## TASK OBJECTIVE
In the records below, find each line with the word "name" and copy it.

## EXCERPTED RECORDS
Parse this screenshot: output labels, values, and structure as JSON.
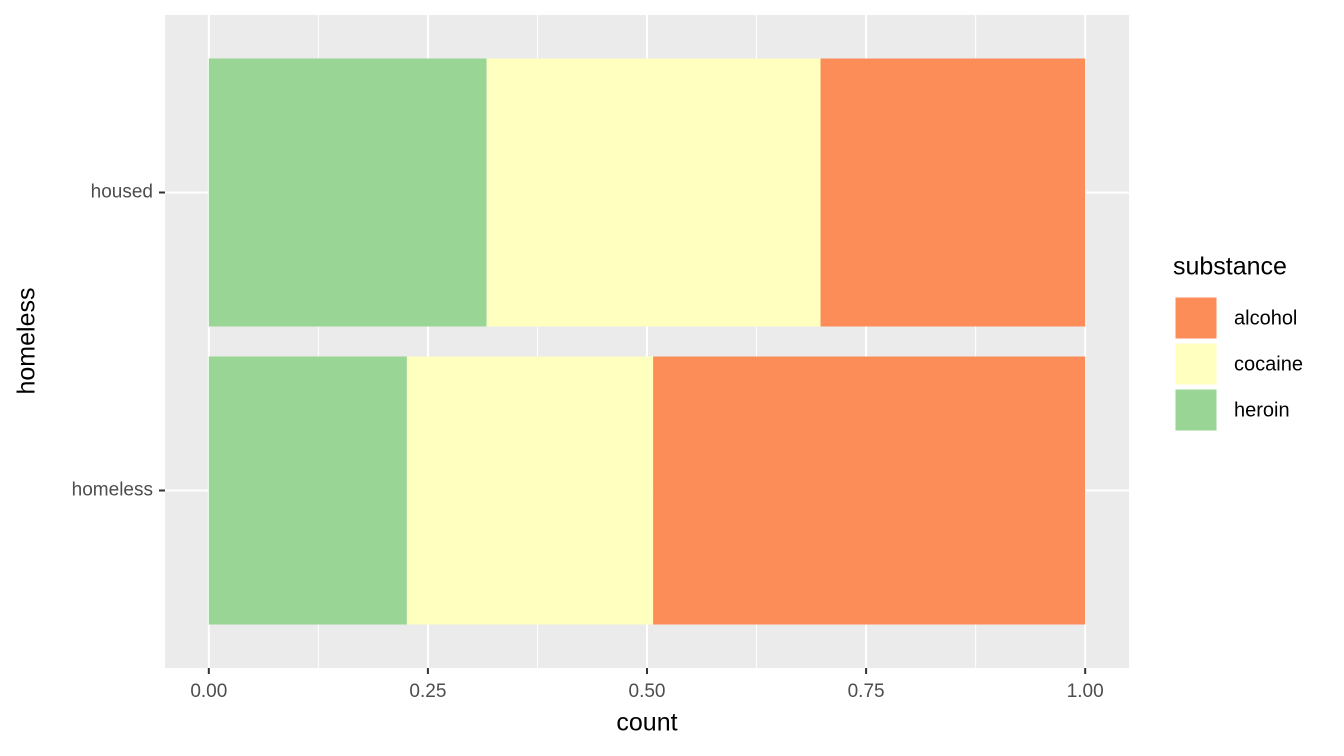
{
  "chart_data": {
    "type": "stacked-barh",
    "x_label": "count",
    "y_label": "homeless",
    "legend_title": "substance",
    "categories": [
      "housed",
      "homeless"
    ],
    "series": [
      {
        "name": "alcohol",
        "color": "#fc8d59",
        "values": [
          0.302,
          0.493
        ]
      },
      {
        "name": "cocaine",
        "color": "#ffffbf",
        "values": [
          0.381,
          0.281
        ]
      },
      {
        "name": "heroin",
        "color": "#99d594",
        "values": [
          0.317,
          0.226
        ]
      }
    ],
    "xlim": [
      -0.05,
      1.05
    ],
    "xticks": [
      {
        "value": 0,
        "label": "0.00"
      },
      {
        "value": 0.25,
        "label": "0.25"
      },
      {
        "value": 0.5,
        "label": "0.50"
      },
      {
        "value": 0.75,
        "label": "0.75"
      },
      {
        "value": 1,
        "label": "1.00"
      }
    ],
    "grid": true,
    "legend": "right"
  }
}
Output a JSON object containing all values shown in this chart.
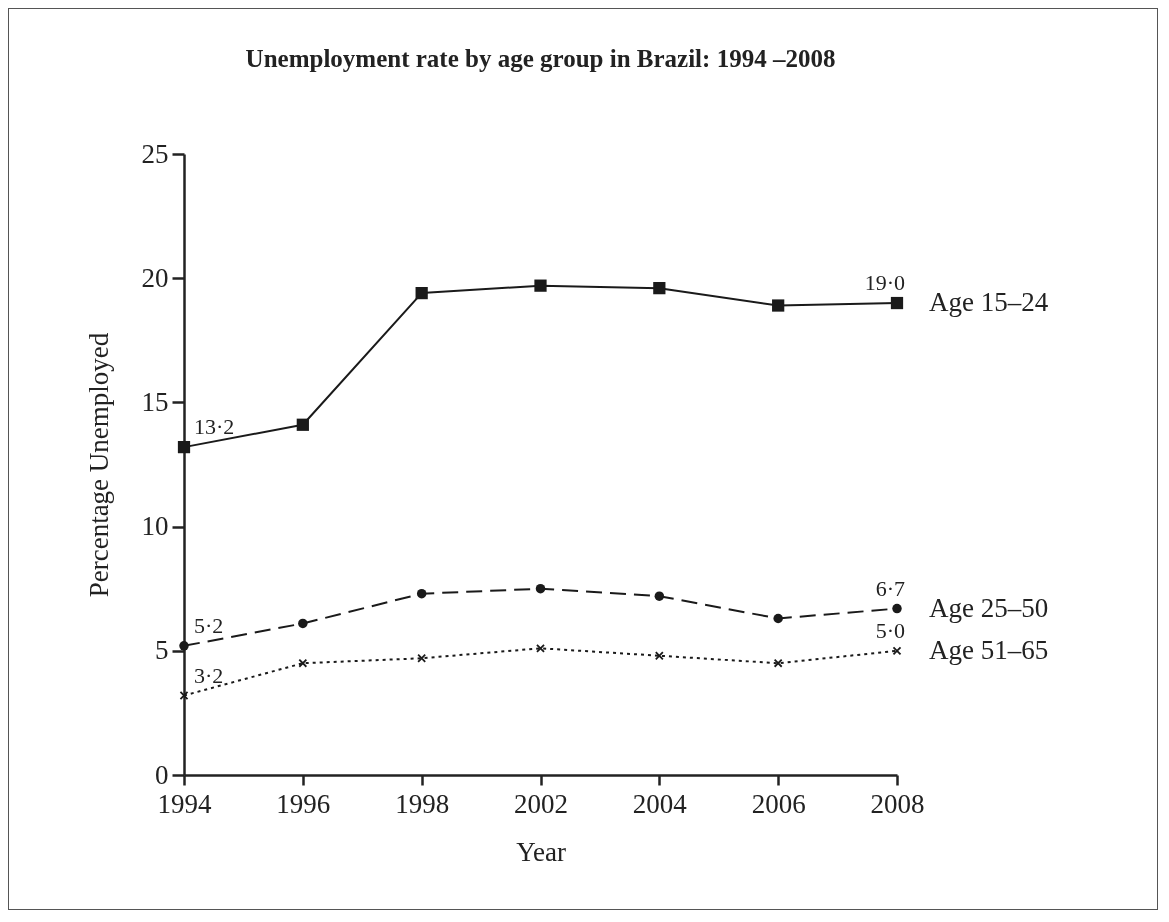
{
  "chart_data": {
    "type": "line",
    "title": "Unemployment rate by age group in Brazil: 1994 –2008",
    "xlabel": "Year",
    "ylabel": "Percentage Unemployed",
    "categories": [
      "1994",
      "1996",
      "1998",
      "2002",
      "2004",
      "2006",
      "2008"
    ],
    "ylim": [
      0,
      25
    ],
    "yticks": [
      0,
      5,
      10,
      15,
      20,
      25
    ],
    "grid": false,
    "series": [
      {
        "name": "Age 15–24",
        "color": "#1a1a1a",
        "marker": "square",
        "line_style": "solid",
        "values": [
          13.2,
          14.1,
          19.4,
          19.7,
          19.6,
          18.9,
          19.0
        ],
        "value_labels": [
          "13·2",
          null,
          null,
          null,
          null,
          null,
          "19·0"
        ]
      },
      {
        "name": "Age 25–50",
        "color": "#1a1a1a",
        "marker": "circle",
        "line_style": "dashed",
        "values": [
          5.2,
          6.1,
          7.3,
          7.5,
          7.2,
          6.3,
          6.7
        ],
        "value_labels": [
          "5·2",
          null,
          null,
          null,
          null,
          null,
          "6·7"
        ]
      },
      {
        "name": "Age 51–65",
        "color": "#1a1a1a",
        "marker": "cross",
        "line_style": "dotted",
        "values": [
          3.2,
          4.5,
          4.7,
          5.1,
          4.8,
          4.5,
          5.0
        ],
        "value_labels": [
          "3·2",
          null,
          null,
          null,
          null,
          null,
          "5·0"
        ]
      }
    ]
  }
}
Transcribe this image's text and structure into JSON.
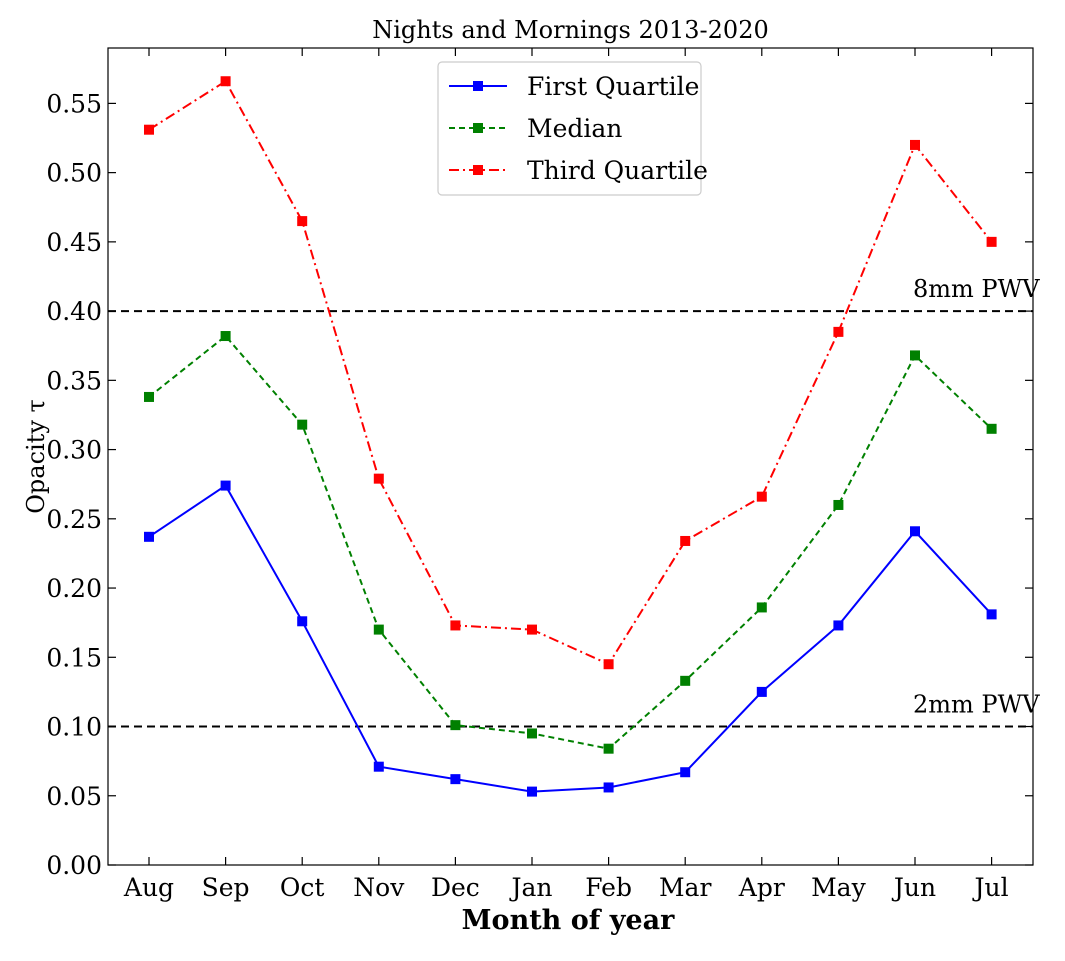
{
  "chart_data": {
    "type": "line",
    "title": "Nights and Mornings 2013-2020",
    "xlabel": "Month of year",
    "ylabel": "Opacity τ",
    "categories": [
      "Aug",
      "Sep",
      "Oct",
      "Nov",
      "Dec",
      "Jan",
      "Feb",
      "Mar",
      "Apr",
      "May",
      "Jun",
      "Jul"
    ],
    "ylim": [
      0,
      0.59
    ],
    "yticks": [
      "0.00",
      "0.05",
      "0.10",
      "0.15",
      "0.20",
      "0.25",
      "0.30",
      "0.35",
      "0.40",
      "0.45",
      "0.50",
      "0.55"
    ],
    "grid": false,
    "legend_position": "top-center",
    "series": [
      {
        "name": "First Quartile",
        "color": "#0000ff",
        "dash": "solid",
        "marker": "square",
        "values": [
          0.237,
          0.274,
          0.176,
          0.071,
          0.062,
          0.053,
          0.056,
          0.067,
          0.125,
          0.173,
          0.241,
          0.181
        ]
      },
      {
        "name": "Median",
        "color": "#008000",
        "dash": "dashed",
        "marker": "square",
        "values": [
          0.338,
          0.382,
          0.318,
          0.17,
          0.101,
          0.095,
          0.084,
          0.133,
          0.186,
          0.26,
          0.368,
          0.315
        ]
      },
      {
        "name": "Third Quartile",
        "color": "#ff0000",
        "dash": "dashdot",
        "marker": "square",
        "values": [
          0.531,
          0.566,
          0.465,
          0.279,
          0.173,
          0.17,
          0.145,
          0.234,
          0.266,
          0.385,
          0.52,
          0.45
        ]
      }
    ],
    "reference_lines": [
      {
        "y": 0.4,
        "label": "8mm PWV",
        "color": "#000000"
      },
      {
        "y": 0.1,
        "label": "2mm PWV",
        "color": "#000000"
      }
    ]
  }
}
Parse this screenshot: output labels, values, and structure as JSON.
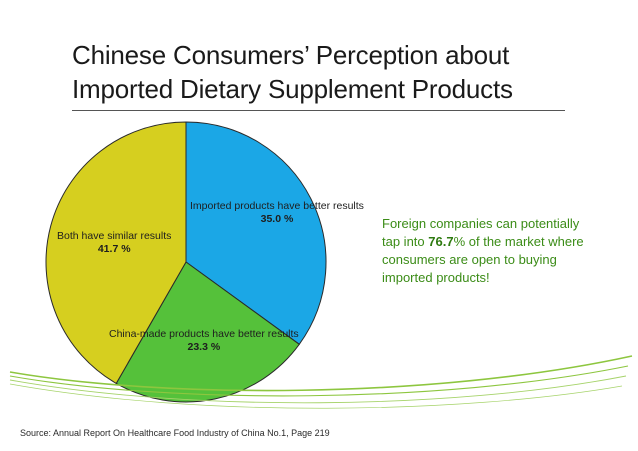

## REPLY
        "name": "alcohol",
        "name": "cocaine",
        "name": "heroin",
        "name": "Age 15–24",
        "name": "Age 25–50",
        "name": "Age 51–65",
        "name": "First Quartile",
        "name": "Median",
        "name": "Third Quartile",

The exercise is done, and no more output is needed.